* WHAT IS EXPECTED *
Count the lines in the entries below that include the word "Corona". Give nothing but the number.

* RECORDS TO PROCESS *

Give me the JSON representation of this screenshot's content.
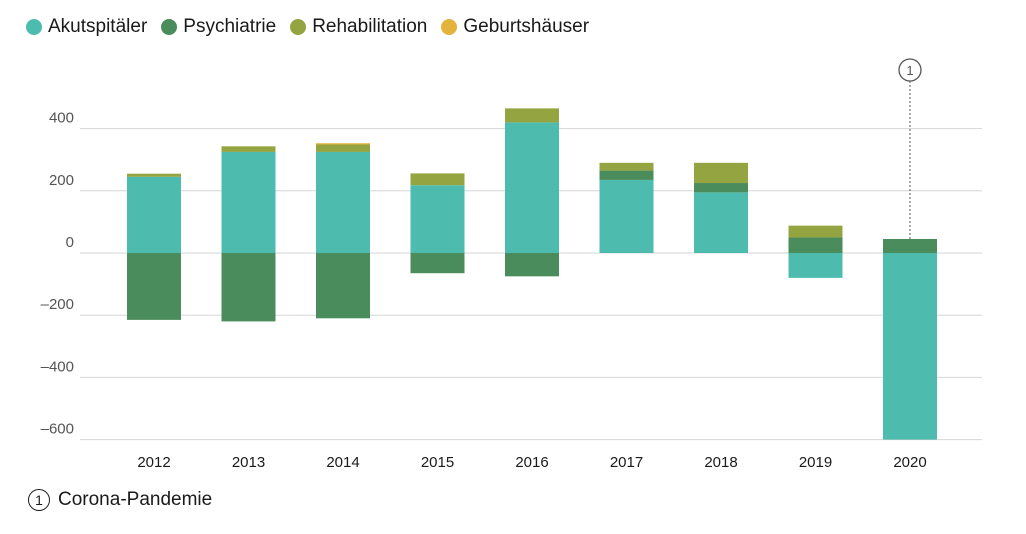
{
  "chart_data": {
    "type": "bar",
    "stacked": true,
    "title": "",
    "xlabel": "",
    "ylabel": "",
    "ylim": [
      -600,
      500
    ],
    "yticks": [
      -600,
      -400,
      -200,
      0,
      200,
      400
    ],
    "ytick_labels": [
      "–600",
      "–400",
      "–200",
      "0",
      "200",
      "400"
    ],
    "categories": [
      "2012",
      "2013",
      "2014",
      "2015",
      "2016",
      "2017",
      "2018",
      "2019",
      "2020"
    ],
    "series": [
      {
        "name": "Akutspitäler",
        "color": "#4dbcae",
        "values": [
          245,
          325,
          325,
          218,
          420,
          235,
          195,
          -80,
          -600
        ]
      },
      {
        "name": "Psychiatrie",
        "color": "#4a8c5c",
        "values": [
          -215,
          -220,
          -210,
          -65,
          -75,
          30,
          30,
          50,
          45
        ]
      },
      {
        "name": "Rehabilitation",
        "color": "#93a441",
        "values": [
          10,
          18,
          24,
          38,
          45,
          25,
          65,
          38,
          0
        ]
      },
      {
        "name": "Geburtshäuser",
        "color": "#e3b33b",
        "values": [
          0,
          0,
          4,
          0,
          0,
          0,
          0,
          0,
          0
        ]
      }
    ],
    "legend_position": "top-left",
    "annotations": [
      {
        "category": "2020",
        "marker": "1",
        "text": "Corona-Pandemie"
      }
    ]
  },
  "footnote": {
    "marker": "1",
    "text": "Corona-Pandemie"
  }
}
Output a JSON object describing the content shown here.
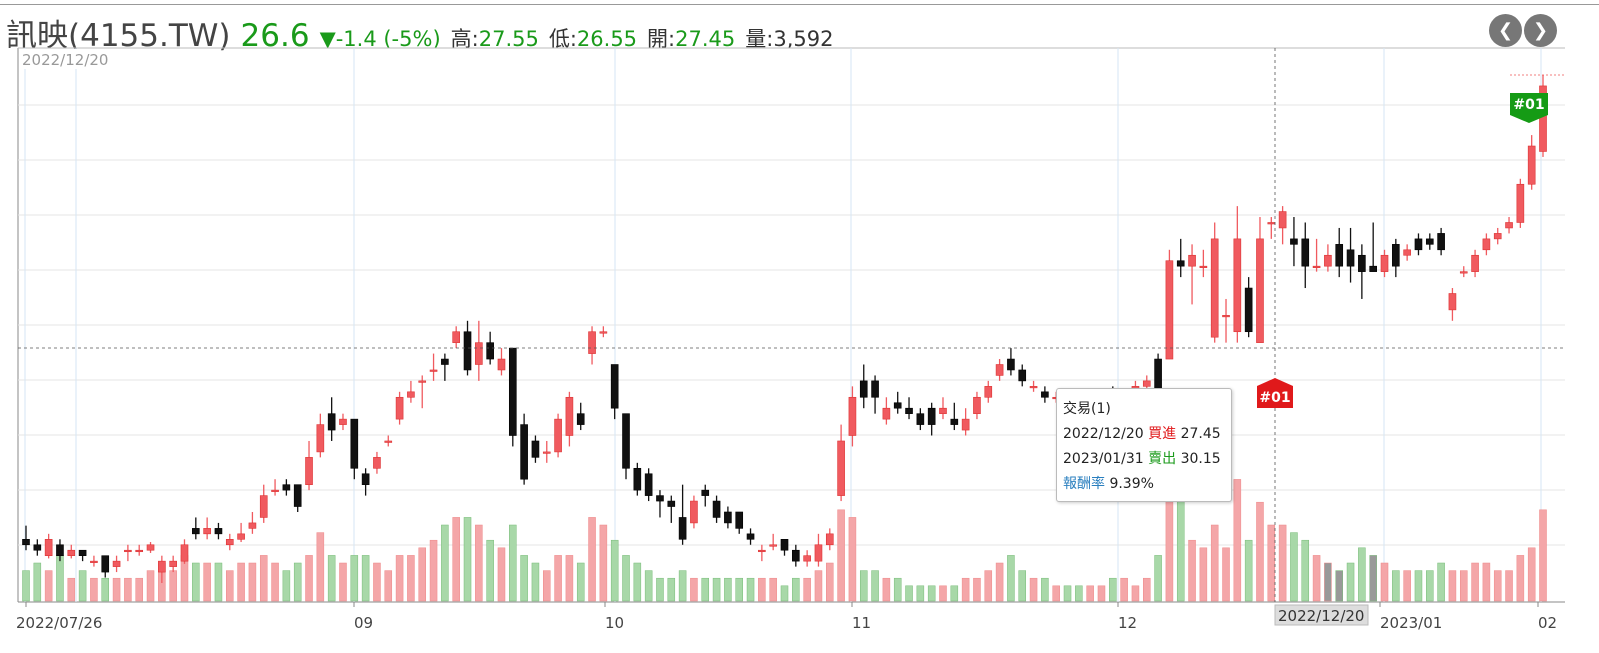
{
  "header": {
    "name": "訊映(4155.TW)",
    "price": "26.6",
    "change": "▼-1.4 (-5%)",
    "high_label": "高:",
    "high_value": "27.55",
    "low_label": "低:",
    "low_value": "26.55",
    "open_label": "開:",
    "open_value": "27.45",
    "volume_label": "量:",
    "volume_value": "3,592",
    "prev_icon": "chevron-left-icon",
    "next_icon": "chevron-right-icon"
  },
  "chart_data": {
    "type": "candlestick",
    "current_date_label": "2022/12/20",
    "crosshair_date_label": "2022/12/20",
    "x_tick_labels": [
      "2022/07/26",
      "09",
      "10",
      "11",
      "12",
      "2023/01",
      "02"
    ],
    "colors": {
      "up": "#f05a5f",
      "down": "#111111",
      "vol_up": "#f4a6a8",
      "vol_down": "#a8d8a8",
      "vol_neutral": "#999999",
      "sell_marker": "#159b15",
      "buy_marker": "#e0191b"
    },
    "markers": [
      {
        "label": "#01",
        "type": "sell",
        "date": "2023/01/31"
      },
      {
        "label": "#01",
        "type": "buy",
        "date": "2022/12/20"
      }
    ],
    "candles": [
      [
        20.45,
        20.35,
        20.7,
        20.25,
        4
      ],
      [
        20.35,
        20.25,
        20.45,
        20.15,
        5
      ],
      [
        20.15,
        20.45,
        20.55,
        20.1,
        4
      ],
      [
        20.35,
        20.15,
        20.45,
        20.05,
        6
      ],
      [
        20.15,
        20.25,
        20.35,
        20.1,
        3
      ],
      [
        20.25,
        20.15,
        20.25,
        20.05,
        4
      ],
      [
        20.05,
        20.05,
        20.15,
        19.95,
        3
      ],
      [
        20.15,
        19.85,
        20.15,
        19.75,
        3
      ],
      [
        19.95,
        20.05,
        20.15,
        19.85,
        3
      ],
      [
        20.25,
        20.25,
        20.35,
        20.05,
        3
      ],
      [
        20.25,
        20.25,
        20.35,
        20.15,
        3
      ],
      [
        20.25,
        20.35,
        20.4,
        20.2,
        4
      ],
      [
        19.85,
        20.05,
        20.15,
        19.65,
        5
      ],
      [
        19.95,
        20.05,
        20.15,
        19.85,
        4
      ],
      [
        20.05,
        20.35,
        20.45,
        20.0,
        6
      ],
      [
        20.65,
        20.55,
        20.85,
        20.45,
        5
      ],
      [
        20.55,
        20.65,
        20.85,
        20.45,
        5
      ],
      [
        20.65,
        20.55,
        20.75,
        20.45,
        5
      ],
      [
        20.35,
        20.45,
        20.55,
        20.25,
        4
      ],
      [
        20.45,
        20.55,
        20.75,
        20.4,
        5
      ],
      [
        20.65,
        20.75,
        20.95,
        20.55,
        5
      ],
      [
        20.85,
        21.25,
        21.45,
        20.75,
        6
      ],
      [
        21.35,
        21.35,
        21.55,
        21.25,
        5
      ],
      [
        21.45,
        21.35,
        21.55,
        21.25,
        4
      ],
      [
        21.45,
        21.05,
        21.45,
        20.95,
        5
      ],
      [
        21.45,
        21.95,
        22.25,
        21.35,
        6
      ],
      [
        22.05,
        22.55,
        22.75,
        21.95,
        9
      ],
      [
        22.75,
        22.45,
        23.05,
        22.25,
        6
      ],
      [
        22.55,
        22.65,
        22.75,
        22.45,
        5
      ],
      [
        22.65,
        21.75,
        22.65,
        21.55,
        6
      ],
      [
        21.65,
        21.45,
        21.75,
        21.25,
        6
      ],
      [
        21.75,
        21.95,
        22.05,
        21.65,
        5
      ],
      [
        22.25,
        22.25,
        22.35,
        22.15,
        4
      ],
      [
        22.65,
        23.05,
        23.15,
        22.55,
        6
      ],
      [
        23.05,
        23.15,
        23.35,
        22.95,
        6
      ],
      [
        23.35,
        23.35,
        23.45,
        22.85,
        7
      ],
      [
        23.55,
        23.55,
        23.85,
        23.35,
        8
      ],
      [
        23.75,
        23.65,
        23.85,
        23.35,
        10
      ],
      [
        24.05,
        24.25,
        24.35,
        23.95,
        11
      ],
      [
        24.25,
        23.55,
        24.45,
        23.45,
        11
      ],
      [
        23.65,
        24.05,
        24.45,
        23.35,
        10
      ],
      [
        24.05,
        23.75,
        24.25,
        23.65,
        8
      ],
      [
        23.55,
        23.75,
        23.95,
        23.45,
        7
      ],
      [
        23.95,
        22.35,
        23.95,
        22.15,
        10
      ],
      [
        22.55,
        21.55,
        22.75,
        21.45,
        6
      ],
      [
        22.25,
        21.95,
        22.35,
        21.85,
        5
      ],
      [
        22.05,
        22.05,
        22.25,
        21.85,
        4
      ],
      [
        22.05,
        22.65,
        22.75,
        21.95,
        6
      ],
      [
        22.35,
        23.05,
        23.15,
        22.15,
        6
      ],
      [
        22.75,
        22.55,
        22.95,
        22.45,
        5
      ],
      [
        23.85,
        24.25,
        24.35,
        23.65,
        11
      ],
      [
        24.25,
        24.25,
        24.35,
        24.15,
        10
      ],
      [
        23.65,
        22.85,
        23.65,
        22.65,
        8
      ],
      [
        22.75,
        21.75,
        22.75,
        21.55,
        6
      ],
      [
        21.75,
        21.35,
        21.85,
        21.25,
        5
      ],
      [
        21.65,
        21.25,
        21.75,
        21.15,
        4
      ],
      [
        21.25,
        21.15,
        21.35,
        20.85,
        3
      ],
      [
        21.15,
        21.05,
        21.25,
        20.75,
        3
      ],
      [
        20.85,
        20.45,
        21.45,
        20.35,
        4
      ],
      [
        20.75,
        21.15,
        21.25,
        20.65,
        3
      ],
      [
        21.35,
        21.25,
        21.45,
        21.05,
        3
      ],
      [
        21.15,
        20.85,
        21.25,
        20.75,
        3
      ],
      [
        20.95,
        20.75,
        21.05,
        20.65,
        3
      ],
      [
        20.95,
        20.65,
        20.95,
        20.55,
        3
      ],
      [
        20.55,
        20.45,
        20.65,
        20.35,
        3
      ],
      [
        20.25,
        20.25,
        20.35,
        20.05,
        3
      ],
      [
        20.35,
        20.35,
        20.55,
        20.25,
        3
      ],
      [
        20.45,
        20.25,
        20.45,
        20.15,
        2
      ],
      [
        20.25,
        20.05,
        20.35,
        19.95,
        3
      ],
      [
        20.05,
        20.15,
        20.25,
        19.95,
        3
      ],
      [
        20.05,
        20.35,
        20.55,
        19.95,
        4
      ],
      [
        20.35,
        20.55,
        20.65,
        20.25,
        5
      ],
      [
        21.25,
        22.25,
        22.55,
        21.15,
        12
      ],
      [
        22.35,
        23.05,
        23.25,
        22.15,
        11
      ],
      [
        23.35,
        23.05,
        23.65,
        22.85,
        4
      ],
      [
        23.35,
        23.05,
        23.45,
        22.75,
        4
      ],
      [
        22.65,
        22.85,
        23.05,
        22.55,
        3
      ],
      [
        22.95,
        22.85,
        23.15,
        22.75,
        3
      ],
      [
        22.85,
        22.75,
        23.05,
        22.65,
        2
      ],
      [
        22.75,
        22.55,
        22.85,
        22.45,
        2
      ],
      [
        22.85,
        22.55,
        22.95,
        22.35,
        2
      ],
      [
        22.75,
        22.85,
        23.05,
        22.65,
        2
      ],
      [
        22.65,
        22.55,
        22.95,
        22.45,
        2
      ],
      [
        22.45,
        22.65,
        22.85,
        22.35,
        3
      ],
      [
        22.75,
        23.05,
        23.15,
        22.65,
        3
      ],
      [
        23.05,
        23.25,
        23.35,
        22.95,
        4
      ],
      [
        23.45,
        23.65,
        23.75,
        23.35,
        5
      ],
      [
        23.75,
        23.55,
        23.95,
        23.45,
        6
      ],
      [
        23.55,
        23.35,
        23.65,
        23.25,
        4
      ],
      [
        23.25,
        23.25,
        23.35,
        23.15,
        3
      ],
      [
        23.15,
        23.05,
        23.25,
        22.95,
        3
      ],
      [
        23.05,
        23.05,
        23.15,
        22.95,
        2
      ],
      [
        23.05,
        22.85,
        23.15,
        22.75,
        2
      ],
      [
        22.95,
        22.85,
        23.05,
        22.75,
        2
      ],
      [
        22.85,
        22.85,
        22.95,
        22.75,
        2
      ],
      [
        22.85,
        22.95,
        23.05,
        22.75,
        2
      ],
      [
        23.15,
        22.95,
        23.25,
        22.85,
        3
      ],
      [
        23.05,
        23.05,
        23.15,
        22.95,
        3
      ],
      [
        23.15,
        23.25,
        23.35,
        23.05,
        2
      ],
      [
        23.25,
        23.35,
        23.45,
        23.15,
        3
      ],
      [
        23.75,
        23.15,
        23.85,
        23.05,
        6
      ],
      [
        23.75,
        25.55,
        25.75,
        23.75,
        15
      ],
      [
        25.55,
        25.45,
        25.95,
        25.25,
        14
      ],
      [
        25.45,
        25.65,
        25.85,
        24.75,
        8
      ],
      [
        25.45,
        25.45,
        25.75,
        25.25,
        7
      ],
      [
        24.15,
        25.95,
        26.25,
        24.05,
        10
      ],
      [
        24.55,
        24.55,
        24.85,
        24.05,
        7
      ],
      [
        24.25,
        25.95,
        26.55,
        24.05,
        16
      ],
      [
        25.05,
        24.25,
        25.25,
        24.15,
        8
      ],
      [
        24.05,
        25.95,
        26.35,
        24.05,
        13
      ],
      [
        26.25,
        26.25,
        26.35,
        25.95,
        10
      ],
      [
        26.15,
        26.45,
        26.55,
        25.85,
        10
      ],
      [
        25.95,
        25.85,
        26.35,
        25.45,
        9
      ],
      [
        25.95,
        25.45,
        26.25,
        25.05,
        8
      ],
      [
        25.45,
        25.45,
        25.95,
        25.35,
        6
      ],
      [
        25.45,
        25.65,
        25.85,
        25.35,
        5
      ],
      [
        25.85,
        25.45,
        26.15,
        25.25,
        4
      ],
      [
        25.75,
        25.45,
        26.15,
        25.15,
        5
      ],
      [
        25.65,
        25.35,
        25.85,
        24.85,
        7
      ],
      [
        25.45,
        25.35,
        26.25,
        25.35,
        6
      ],
      [
        25.35,
        25.65,
        25.75,
        25.25,
        5
      ],
      [
        25.85,
        25.45,
        25.95,
        25.25,
        4
      ],
      [
        25.65,
        25.75,
        25.85,
        25.55,
        4
      ],
      [
        25.95,
        25.75,
        26.05,
        25.65,
        4
      ],
      [
        25.95,
        25.85,
        26.05,
        25.75,
        4
      ],
      [
        26.05,
        25.75,
        26.15,
        25.65,
        5
      ],
      [
        24.65,
        24.95,
        25.05,
        24.45,
        4
      ],
      [
        25.35,
        25.35,
        25.45,
        25.25,
        4
      ],
      [
        25.35,
        25.65,
        25.75,
        25.25,
        5
      ],
      [
        25.75,
        25.95,
        26.05,
        25.65,
        5
      ],
      [
        25.95,
        26.05,
        26.15,
        25.85,
        4
      ],
      [
        26.15,
        26.25,
        26.35,
        26.05,
        4
      ],
      [
        26.25,
        26.95,
        27.05,
        26.15,
        6
      ],
      [
        26.95,
        27.65,
        27.85,
        26.85,
        7
      ],
      [
        27.55,
        28.75,
        28.95,
        27.45,
        12
      ]
    ],
    "volume_units": "lots"
  },
  "tooltip": {
    "title": "交易(1)",
    "row1_date": "2022/12/20",
    "row1_action": "買進",
    "row1_price": "27.45",
    "row2_date": "2023/01/31",
    "row2_action": "賣出",
    "row2_price": "30.15",
    "row3_label": "報酬率",
    "row3_value": "9.39%"
  }
}
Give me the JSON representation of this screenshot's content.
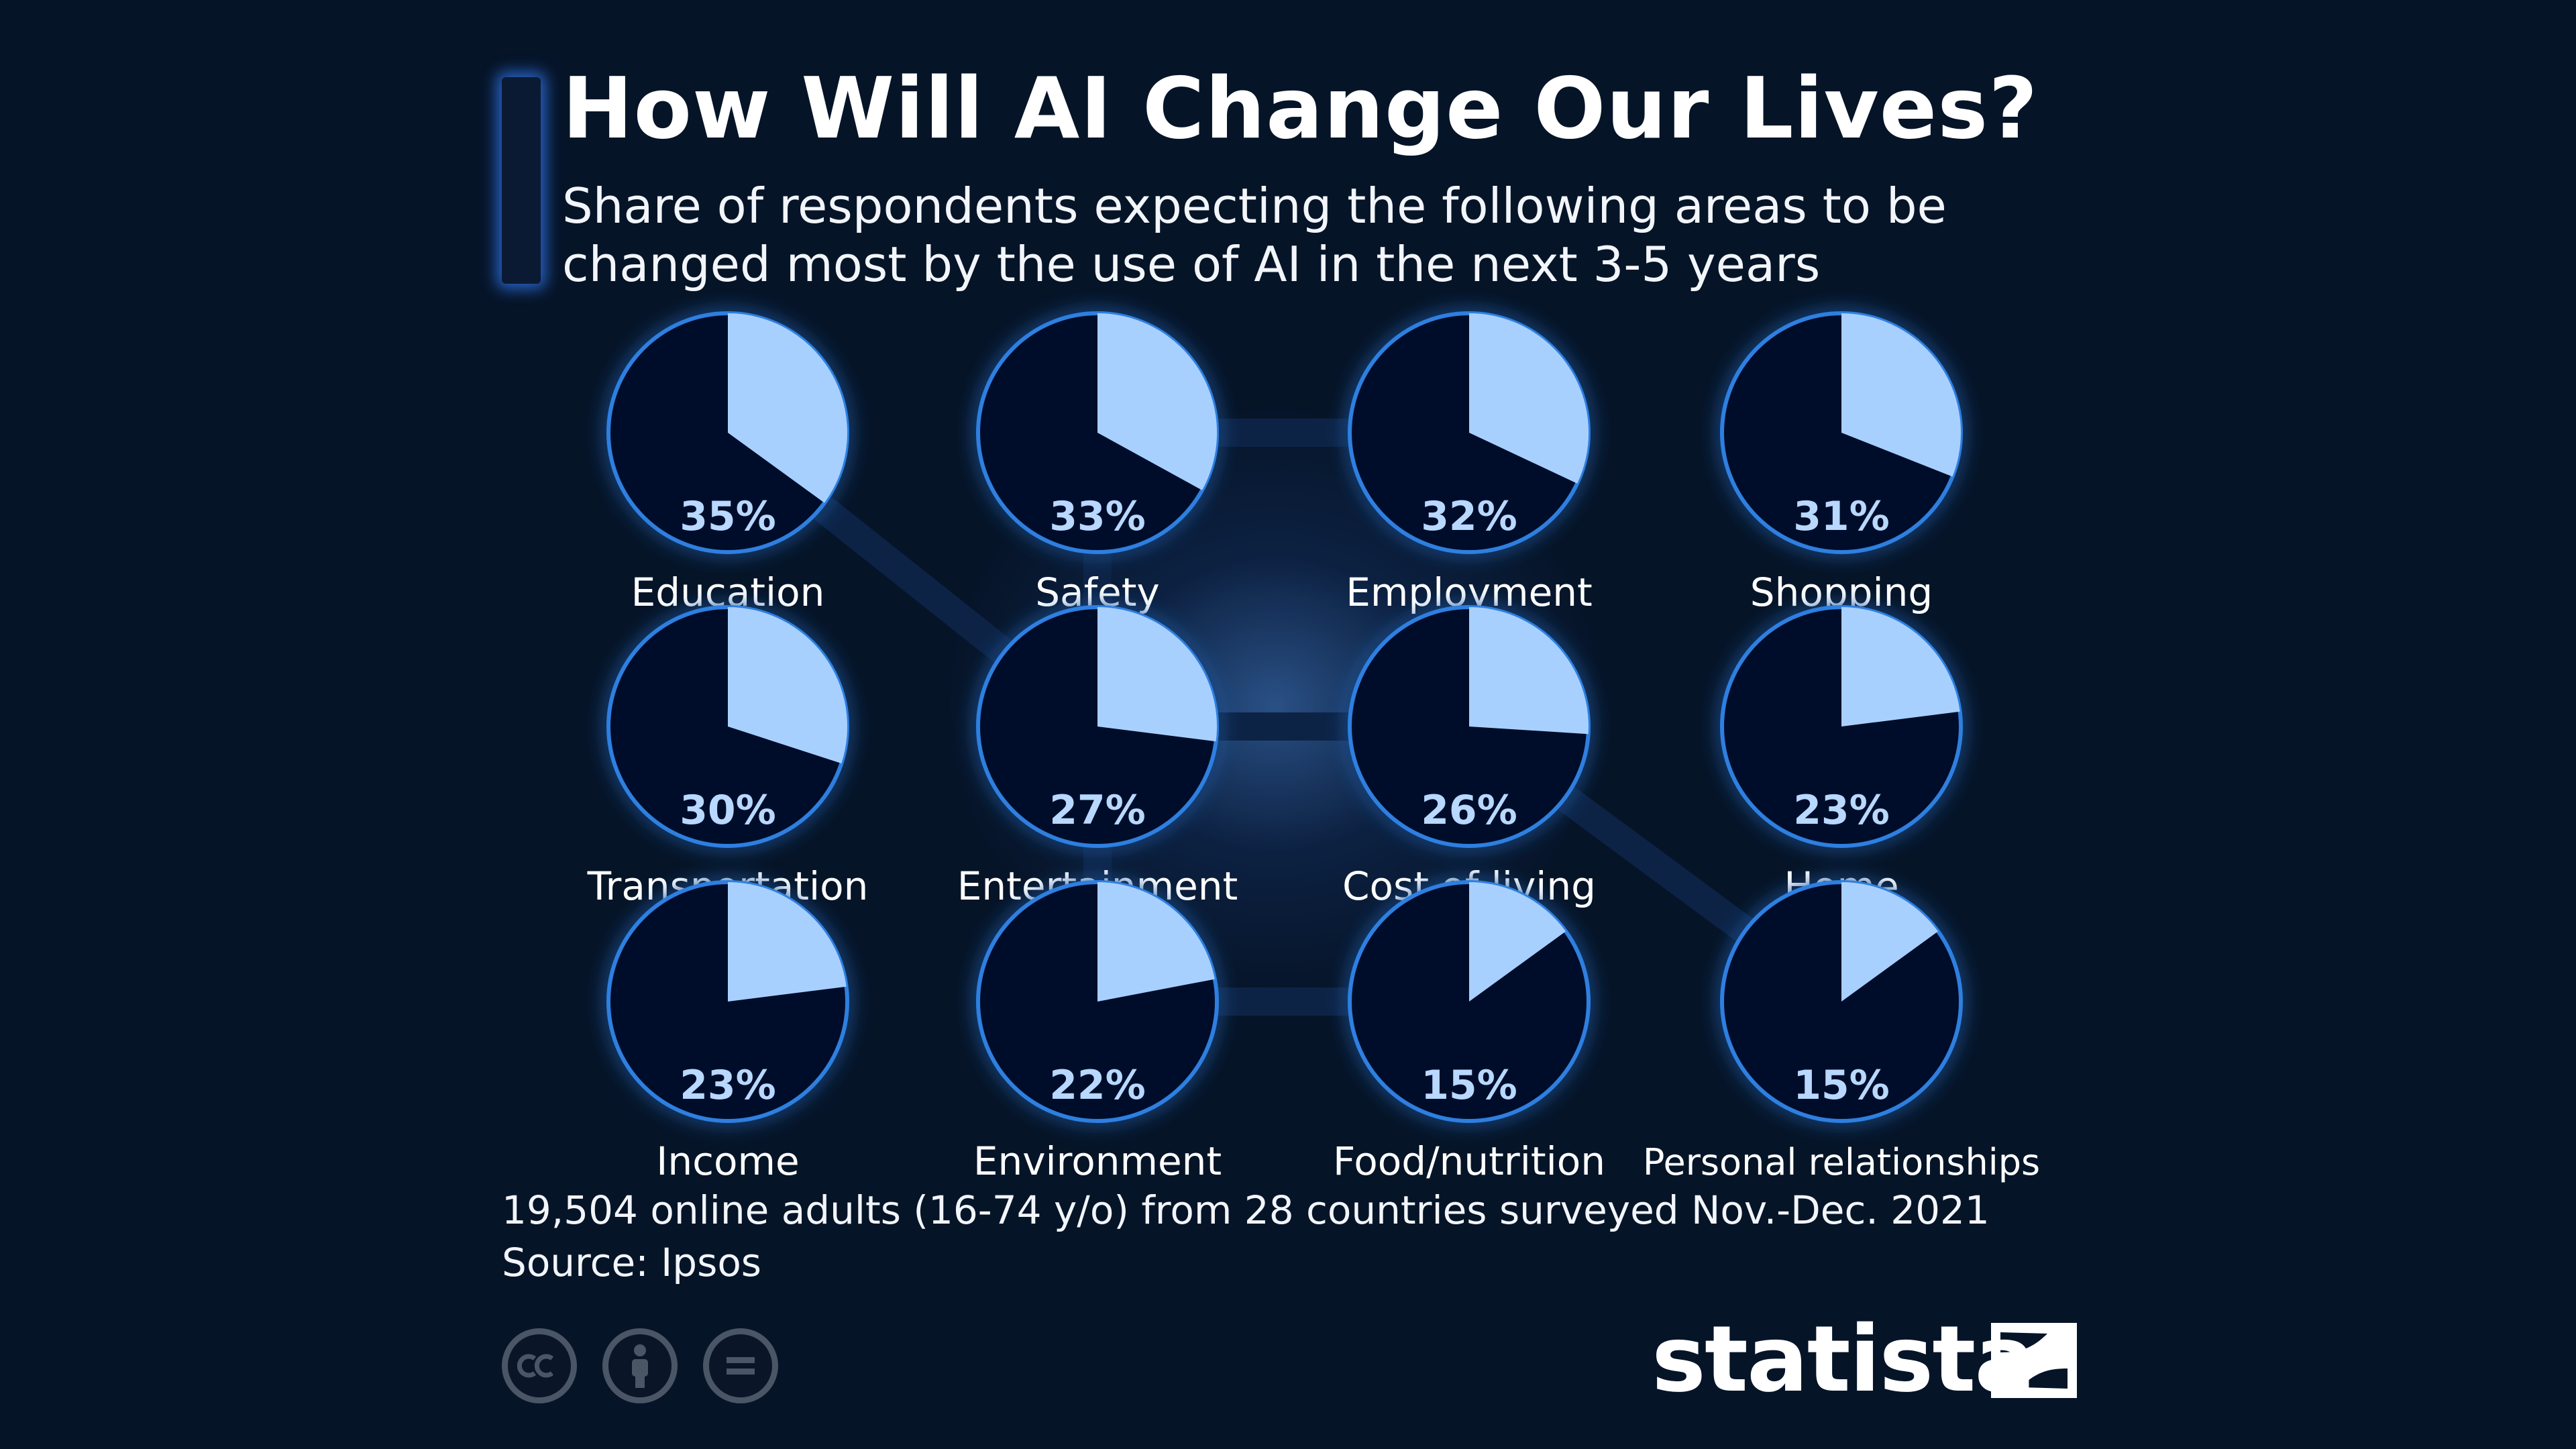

* IN RESPONSE *
2